- **Problem requirements**
Return every line of the data below that includes the string "text".

- **Data section**
• • • • • • •

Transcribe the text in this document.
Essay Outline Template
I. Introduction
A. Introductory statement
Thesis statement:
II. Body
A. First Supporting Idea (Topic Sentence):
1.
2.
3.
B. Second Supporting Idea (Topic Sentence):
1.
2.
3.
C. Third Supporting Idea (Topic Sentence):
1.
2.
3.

• • • • • • •

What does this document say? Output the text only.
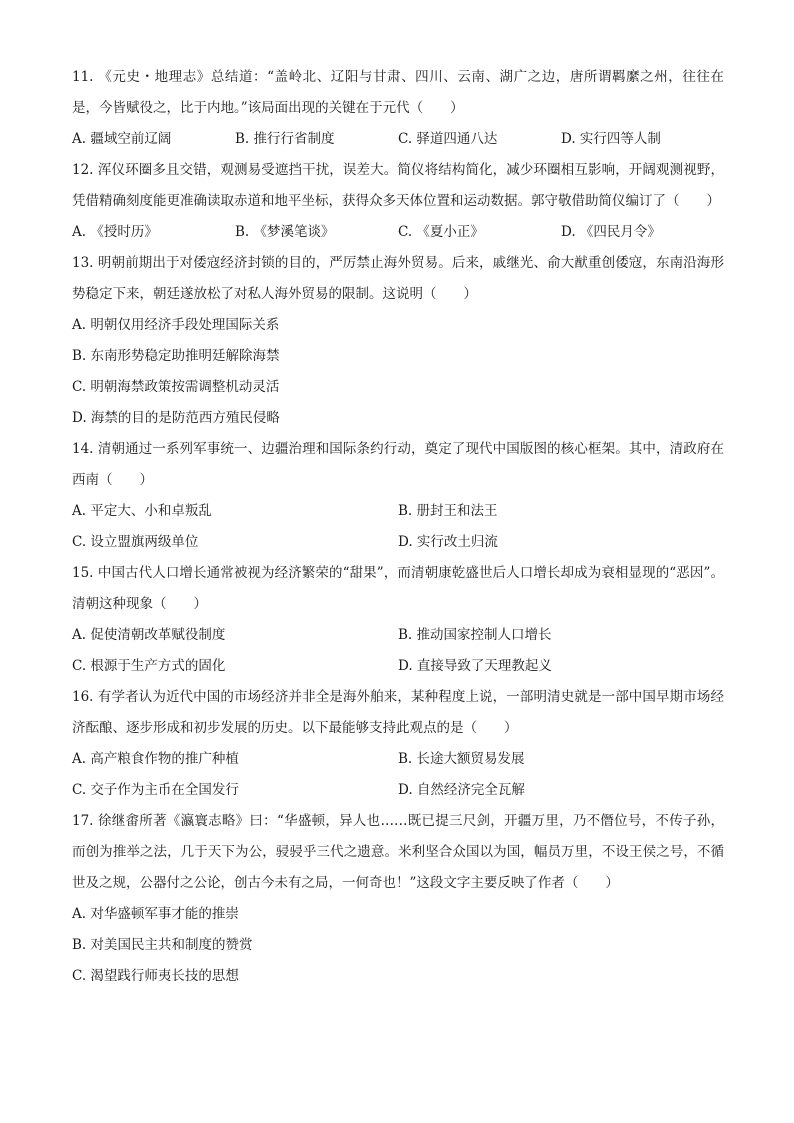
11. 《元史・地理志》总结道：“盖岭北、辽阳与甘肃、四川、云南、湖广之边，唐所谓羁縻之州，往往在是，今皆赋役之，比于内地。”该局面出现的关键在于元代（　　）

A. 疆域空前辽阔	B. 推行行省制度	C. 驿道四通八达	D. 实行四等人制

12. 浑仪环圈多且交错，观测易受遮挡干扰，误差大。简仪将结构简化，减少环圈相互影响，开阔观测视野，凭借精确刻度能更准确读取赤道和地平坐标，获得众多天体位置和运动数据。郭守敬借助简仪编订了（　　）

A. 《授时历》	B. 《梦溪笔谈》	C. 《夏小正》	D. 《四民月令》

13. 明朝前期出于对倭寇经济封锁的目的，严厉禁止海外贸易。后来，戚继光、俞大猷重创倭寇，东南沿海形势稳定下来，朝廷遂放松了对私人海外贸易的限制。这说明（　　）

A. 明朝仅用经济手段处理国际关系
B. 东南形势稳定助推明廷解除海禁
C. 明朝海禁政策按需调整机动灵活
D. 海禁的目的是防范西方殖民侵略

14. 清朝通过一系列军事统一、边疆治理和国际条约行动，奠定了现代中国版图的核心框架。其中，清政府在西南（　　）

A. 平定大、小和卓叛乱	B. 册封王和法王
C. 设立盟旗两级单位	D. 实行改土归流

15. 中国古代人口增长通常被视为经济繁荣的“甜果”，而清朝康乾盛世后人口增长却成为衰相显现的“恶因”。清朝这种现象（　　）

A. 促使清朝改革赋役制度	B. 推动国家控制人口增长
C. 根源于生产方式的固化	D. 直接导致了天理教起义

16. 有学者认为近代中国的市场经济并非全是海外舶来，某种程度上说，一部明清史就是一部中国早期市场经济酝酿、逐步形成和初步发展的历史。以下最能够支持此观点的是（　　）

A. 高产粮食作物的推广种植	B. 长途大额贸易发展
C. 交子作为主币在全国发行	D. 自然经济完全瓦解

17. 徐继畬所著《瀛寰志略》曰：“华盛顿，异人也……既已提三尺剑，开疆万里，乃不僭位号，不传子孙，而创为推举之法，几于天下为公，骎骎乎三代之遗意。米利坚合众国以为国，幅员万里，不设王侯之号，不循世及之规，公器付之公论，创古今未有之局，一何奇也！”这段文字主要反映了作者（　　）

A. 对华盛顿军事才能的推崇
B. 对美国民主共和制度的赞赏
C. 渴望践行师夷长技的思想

• • • • • • •

- **Reply to the exercise**
Transcribe the text in this document.
What does this document say? Output the text only.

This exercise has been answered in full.